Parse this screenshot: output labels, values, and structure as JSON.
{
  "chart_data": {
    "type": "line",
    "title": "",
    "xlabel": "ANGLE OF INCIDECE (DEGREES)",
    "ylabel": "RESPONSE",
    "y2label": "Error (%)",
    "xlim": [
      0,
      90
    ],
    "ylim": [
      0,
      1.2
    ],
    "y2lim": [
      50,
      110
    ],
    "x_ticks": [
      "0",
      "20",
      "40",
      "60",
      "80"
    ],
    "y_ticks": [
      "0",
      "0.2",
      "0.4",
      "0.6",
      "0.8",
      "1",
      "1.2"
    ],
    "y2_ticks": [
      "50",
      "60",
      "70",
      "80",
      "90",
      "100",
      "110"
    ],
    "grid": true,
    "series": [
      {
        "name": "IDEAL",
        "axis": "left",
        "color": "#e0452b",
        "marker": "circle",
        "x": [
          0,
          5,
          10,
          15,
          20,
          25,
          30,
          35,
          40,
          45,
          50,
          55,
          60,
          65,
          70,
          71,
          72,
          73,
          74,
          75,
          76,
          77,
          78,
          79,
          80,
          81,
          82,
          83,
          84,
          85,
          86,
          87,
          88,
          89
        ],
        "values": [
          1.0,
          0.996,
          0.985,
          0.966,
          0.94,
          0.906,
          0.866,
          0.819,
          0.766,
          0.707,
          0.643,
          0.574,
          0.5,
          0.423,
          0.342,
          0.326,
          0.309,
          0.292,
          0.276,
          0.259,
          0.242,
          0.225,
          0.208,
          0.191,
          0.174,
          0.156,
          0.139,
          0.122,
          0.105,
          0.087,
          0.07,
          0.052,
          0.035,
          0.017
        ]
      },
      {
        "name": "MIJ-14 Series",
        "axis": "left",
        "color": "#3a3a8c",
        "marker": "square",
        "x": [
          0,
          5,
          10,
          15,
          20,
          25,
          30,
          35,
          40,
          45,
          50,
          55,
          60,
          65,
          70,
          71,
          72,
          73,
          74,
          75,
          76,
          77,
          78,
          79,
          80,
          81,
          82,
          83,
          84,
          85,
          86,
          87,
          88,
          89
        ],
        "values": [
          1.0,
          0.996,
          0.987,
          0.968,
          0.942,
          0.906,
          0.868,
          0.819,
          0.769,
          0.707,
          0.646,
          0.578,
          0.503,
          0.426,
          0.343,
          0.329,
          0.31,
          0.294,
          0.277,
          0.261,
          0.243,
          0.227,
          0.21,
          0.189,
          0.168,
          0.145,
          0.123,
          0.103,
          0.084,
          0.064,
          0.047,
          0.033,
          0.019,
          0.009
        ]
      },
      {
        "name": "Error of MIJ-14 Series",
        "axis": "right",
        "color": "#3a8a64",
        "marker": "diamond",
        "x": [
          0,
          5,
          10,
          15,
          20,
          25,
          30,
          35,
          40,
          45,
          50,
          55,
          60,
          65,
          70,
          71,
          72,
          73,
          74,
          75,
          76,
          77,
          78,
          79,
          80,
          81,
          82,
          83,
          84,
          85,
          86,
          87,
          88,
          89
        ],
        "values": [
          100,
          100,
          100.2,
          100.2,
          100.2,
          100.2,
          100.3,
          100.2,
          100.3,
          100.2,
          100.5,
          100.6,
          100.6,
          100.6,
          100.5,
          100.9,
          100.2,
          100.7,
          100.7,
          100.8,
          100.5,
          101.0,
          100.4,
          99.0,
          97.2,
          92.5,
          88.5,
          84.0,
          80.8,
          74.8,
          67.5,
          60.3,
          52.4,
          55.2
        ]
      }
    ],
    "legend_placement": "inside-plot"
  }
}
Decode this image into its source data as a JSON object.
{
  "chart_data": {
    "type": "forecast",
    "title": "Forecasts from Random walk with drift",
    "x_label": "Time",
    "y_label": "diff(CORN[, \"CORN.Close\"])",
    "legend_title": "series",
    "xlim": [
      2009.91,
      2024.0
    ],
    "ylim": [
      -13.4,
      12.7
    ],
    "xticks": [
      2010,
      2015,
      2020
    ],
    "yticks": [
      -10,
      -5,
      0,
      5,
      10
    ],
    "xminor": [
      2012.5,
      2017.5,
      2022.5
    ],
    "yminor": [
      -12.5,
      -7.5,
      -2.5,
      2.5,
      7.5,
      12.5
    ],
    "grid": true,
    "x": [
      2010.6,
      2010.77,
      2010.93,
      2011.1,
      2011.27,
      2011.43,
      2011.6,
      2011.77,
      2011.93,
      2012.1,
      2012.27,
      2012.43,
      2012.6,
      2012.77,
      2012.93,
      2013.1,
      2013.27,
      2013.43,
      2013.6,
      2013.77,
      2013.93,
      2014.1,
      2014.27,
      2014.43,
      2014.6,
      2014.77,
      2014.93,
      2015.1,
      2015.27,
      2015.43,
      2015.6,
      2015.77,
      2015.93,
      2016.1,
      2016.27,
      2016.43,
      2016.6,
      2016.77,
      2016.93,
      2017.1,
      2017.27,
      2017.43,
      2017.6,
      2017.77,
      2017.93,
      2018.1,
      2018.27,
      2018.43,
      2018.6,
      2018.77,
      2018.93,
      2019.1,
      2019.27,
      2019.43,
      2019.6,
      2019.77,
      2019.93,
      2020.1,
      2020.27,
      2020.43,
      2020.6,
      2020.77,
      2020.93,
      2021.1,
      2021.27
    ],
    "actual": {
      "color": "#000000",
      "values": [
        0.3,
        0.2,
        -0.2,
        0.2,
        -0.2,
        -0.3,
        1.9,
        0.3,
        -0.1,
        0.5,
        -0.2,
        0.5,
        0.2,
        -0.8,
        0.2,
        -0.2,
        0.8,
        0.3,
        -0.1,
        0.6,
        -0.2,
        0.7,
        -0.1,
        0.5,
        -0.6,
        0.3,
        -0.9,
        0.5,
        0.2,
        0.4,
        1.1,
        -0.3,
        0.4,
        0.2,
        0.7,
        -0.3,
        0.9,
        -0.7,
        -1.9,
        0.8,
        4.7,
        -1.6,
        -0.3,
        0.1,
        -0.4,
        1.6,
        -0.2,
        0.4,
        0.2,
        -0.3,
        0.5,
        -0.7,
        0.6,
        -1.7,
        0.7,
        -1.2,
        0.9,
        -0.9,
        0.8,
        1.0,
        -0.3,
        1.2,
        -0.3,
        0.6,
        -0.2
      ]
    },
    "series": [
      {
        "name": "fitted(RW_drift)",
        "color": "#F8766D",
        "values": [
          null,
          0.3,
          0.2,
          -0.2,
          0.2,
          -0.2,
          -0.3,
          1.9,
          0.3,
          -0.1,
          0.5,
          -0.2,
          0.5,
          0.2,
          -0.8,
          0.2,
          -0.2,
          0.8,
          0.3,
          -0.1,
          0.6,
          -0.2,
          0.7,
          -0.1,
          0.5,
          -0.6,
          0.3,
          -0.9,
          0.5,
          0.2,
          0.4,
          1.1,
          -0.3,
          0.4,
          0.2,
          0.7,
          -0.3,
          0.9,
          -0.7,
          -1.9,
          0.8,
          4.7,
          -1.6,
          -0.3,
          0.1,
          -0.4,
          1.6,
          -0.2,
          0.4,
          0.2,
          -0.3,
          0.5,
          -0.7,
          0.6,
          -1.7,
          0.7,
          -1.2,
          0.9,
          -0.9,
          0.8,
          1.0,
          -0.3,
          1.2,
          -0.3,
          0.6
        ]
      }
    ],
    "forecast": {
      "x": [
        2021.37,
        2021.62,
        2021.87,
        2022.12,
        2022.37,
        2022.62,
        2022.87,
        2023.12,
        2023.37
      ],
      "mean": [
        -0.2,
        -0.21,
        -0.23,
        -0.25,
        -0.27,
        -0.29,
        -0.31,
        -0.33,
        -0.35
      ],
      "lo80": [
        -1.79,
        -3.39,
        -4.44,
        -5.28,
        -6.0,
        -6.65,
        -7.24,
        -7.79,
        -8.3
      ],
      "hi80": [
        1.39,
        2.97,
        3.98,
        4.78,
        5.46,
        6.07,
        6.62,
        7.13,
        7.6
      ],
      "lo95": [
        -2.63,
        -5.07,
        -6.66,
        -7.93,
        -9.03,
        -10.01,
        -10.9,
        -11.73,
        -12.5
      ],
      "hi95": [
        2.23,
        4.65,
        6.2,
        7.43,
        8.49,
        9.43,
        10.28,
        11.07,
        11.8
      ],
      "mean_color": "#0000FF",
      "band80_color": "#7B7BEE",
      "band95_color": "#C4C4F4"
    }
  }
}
-*-*-
__WHAT THE TASK REQUIRES__.
Take every line that includes the string "this" and copy it.

__SOLUTION__.
Parse this screenshot: output labels, values, and structure as JSON.
Decode this image into its source data as a JSON object.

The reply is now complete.